PROBLEM STATEMENT >> In the entries that follow, how many lines hold the string "sous"? Give only that number.

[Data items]
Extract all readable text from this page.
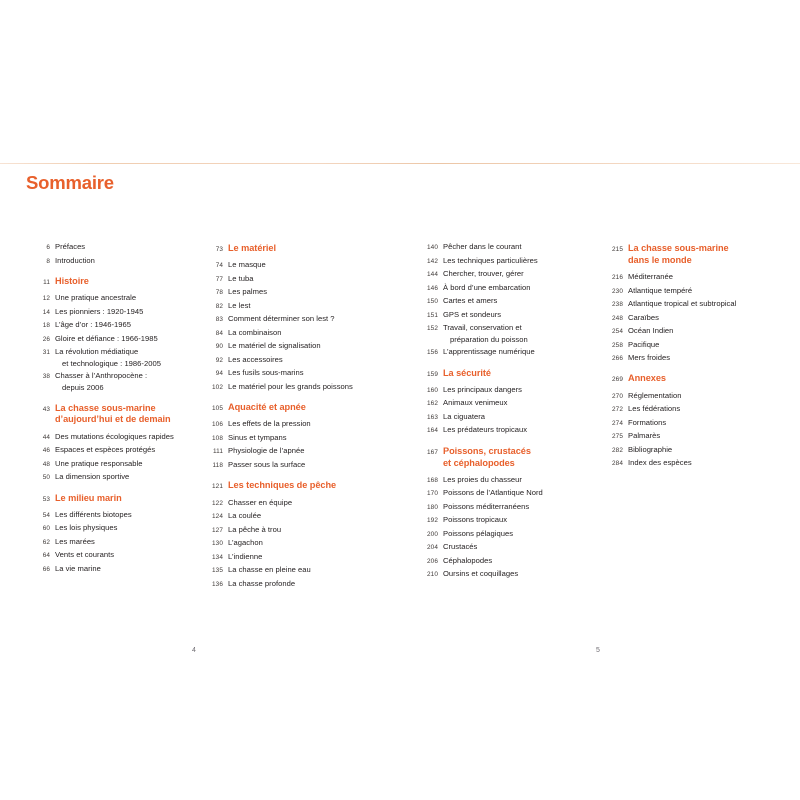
Sommaire
6 Préfaces
8 Introduction
11 Histoire
12 Une pratique ancestrale
14 Les pionniers : 1920-1945
18 L’âge d’or : 1946-1965
26 Gloire et défiance : 1966-1985
31 La révolution médiatique
et technologique : 1986-2005
38 Chasser à l’Anthropocène :
depuis 2006
43 La chasse sous-marine
d’aujourd’hui et de demain
44 Des mutations écologiques rapides
46 Espaces et espèces protégés
48 Une pratique responsable
50 La dimension sportive
53 Le milieu marin
54 Les différents biotopes
60 Les lois physiques
62 Les marées
64 Vents et courants
66 La vie marine
73 Le matériel
74 Le masque
77 Le tuba
78 Les palmes
82 Le lest
83 Comment déterminer son lest ?
84 La combinaison
90 Le matériel de signalisation
92 Les accessoires
94 Les fusils sous-marins
102 Le matériel pour les grands poissons
105 Aquacité et apnée
106 Les effets de la pression
108 Sinus et tympans
111 Physiologie de l’apnée
118 Passer sous la surface
121 Les techniques de pêche
122 Chasser en équipe
124 La coulée
127 La pêche à trou
130 L’agachon
134 L’indienne
135 La chasse en pleine eau
136 La chasse profonde
140 Pêcher dans le courant
142 Les techniques particulières
144 Chercher, trouver, gérer
146 À bord d’une embarcation
150 Cartes et amers
151 GPS et sondeurs
152 Travail, conservation et
préparation du poisson
156 L’apprentissage numérique
159 La sécurité
160 Les principaux dangers
162 Animaux venimeux
163 La ciguatera
164 Les prédateurs tropicaux
167 Poissons, crustacés
et céphalopodes
168 Les proies du chasseur
170 Poissons de l’Atlantique Nord
180 Poissons méditerranéens
192 Poissons tropicaux
200 Poissons pélagiques
204 Crustacés
206 Céphalopodes
210 Oursins et coquillages
215 La chasse sous-marine
dans le monde
216 Méditerranée
230 Atlantique tempéré
238 Atlantique tropical et subtropical
248 Caraïbes
254 Océan Indien
258 Pacifique
266 Mers froides
269 Annexes
270 Réglementation
272 Les fédérations
274 Formations
275 Palmarès
282 Bibliographie
284 Index des espèces
4	5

FULL ANSWER >> 4